> [Set exercise]: Skip the pictures. Transcribe the rest of the data below without changing a word.

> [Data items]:
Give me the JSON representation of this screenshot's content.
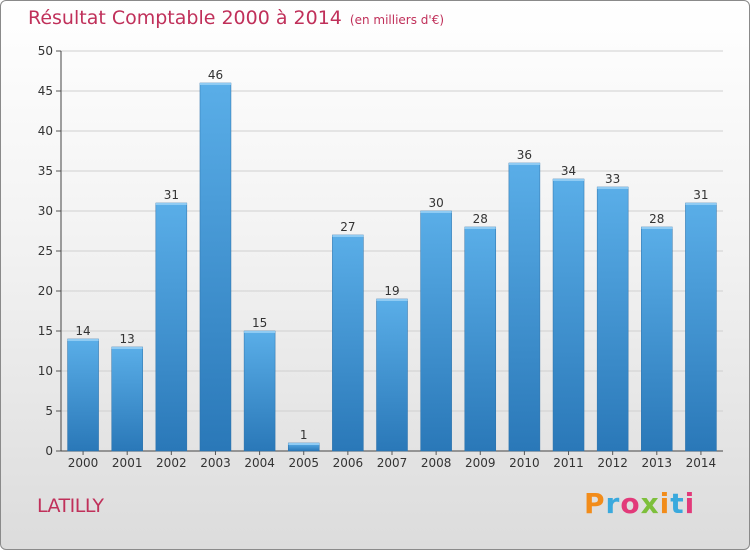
{
  "header": {
    "title": "Résultat Comptable 2000 à 2014",
    "unit": "(en milliers d'€)"
  },
  "footer": {
    "commune": "LATILLY",
    "logo": "Proxiti"
  },
  "colors": {
    "bar_light": "#5aaee8",
    "bar_dark": "#2a78b8",
    "title": "#c0305a"
  },
  "chart_data": {
    "type": "bar",
    "title": "Résultat Comptable 2000 à 2014",
    "subtitle": "(en milliers d'€)",
    "categories": [
      "2000",
      "2001",
      "2002",
      "2003",
      "2004",
      "2005",
      "2006",
      "2007",
      "2008",
      "2009",
      "2010",
      "2011",
      "2012",
      "2013",
      "2014"
    ],
    "values": [
      14,
      13,
      31,
      46,
      15,
      1,
      27,
      19,
      30,
      28,
      36,
      34,
      33,
      28,
      31
    ],
    "value_labels": [
      "14",
      "13",
      "31",
      "46",
      "15",
      "1",
      "27",
      "19",
      "30",
      "28",
      "36",
      "34",
      "33",
      "28",
      "31"
    ],
    "yticks": [
      0,
      5,
      10,
      15,
      20,
      25,
      30,
      35,
      40,
      45,
      50
    ],
    "ytick_labels": [
      "0",
      "5",
      "10",
      "15",
      "20",
      "25",
      "30",
      "35",
      "40",
      "45",
      "50"
    ],
    "ylim": [
      0,
      50
    ],
    "xlabel": "",
    "ylabel": "",
    "grid": true
  }
}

> [Solution for this exercise]:
Give me the JSON representation of this screenshot's content.
{
  "header": {
    "title": "Résultat Comptable 2000 à 2014",
    "unit": "(en milliers d'€)"
  },
  "footer": {
    "commune": "LATILLY",
    "logo": "Proxiti"
  },
  "colors": {
    "bar_light": "#5aaee8",
    "bar_dark": "#2a78b8",
    "title": "#c0305a"
  },
  "chart_data": {
    "type": "bar",
    "title": "Résultat Comptable 2000 à 2014",
    "subtitle": "(en milliers d'€)",
    "categories": [
      "2000",
      "2001",
      "2002",
      "2003",
      "2004",
      "2005",
      "2006",
      "2007",
      "2008",
      "2009",
      "2010",
      "2011",
      "2012",
      "2013",
      "2014"
    ],
    "values": [
      14,
      13,
      31,
      46,
      15,
      1,
      27,
      19,
      30,
      28,
      36,
      34,
      33,
      28,
      31
    ],
    "value_labels": [
      "14",
      "13",
      "31",
      "46",
      "15",
      "1",
      "27",
      "19",
      "30",
      "28",
      "36",
      "34",
      "33",
      "28",
      "31"
    ],
    "yticks": [
      0,
      5,
      10,
      15,
      20,
      25,
      30,
      35,
      40,
      45,
      50
    ],
    "ytick_labels": [
      "0",
      "5",
      "10",
      "15",
      "20",
      "25",
      "30",
      "35",
      "40",
      "45",
      "50"
    ],
    "ylim": [
      0,
      50
    ],
    "xlabel": "",
    "ylabel": "",
    "grid": true
  }
}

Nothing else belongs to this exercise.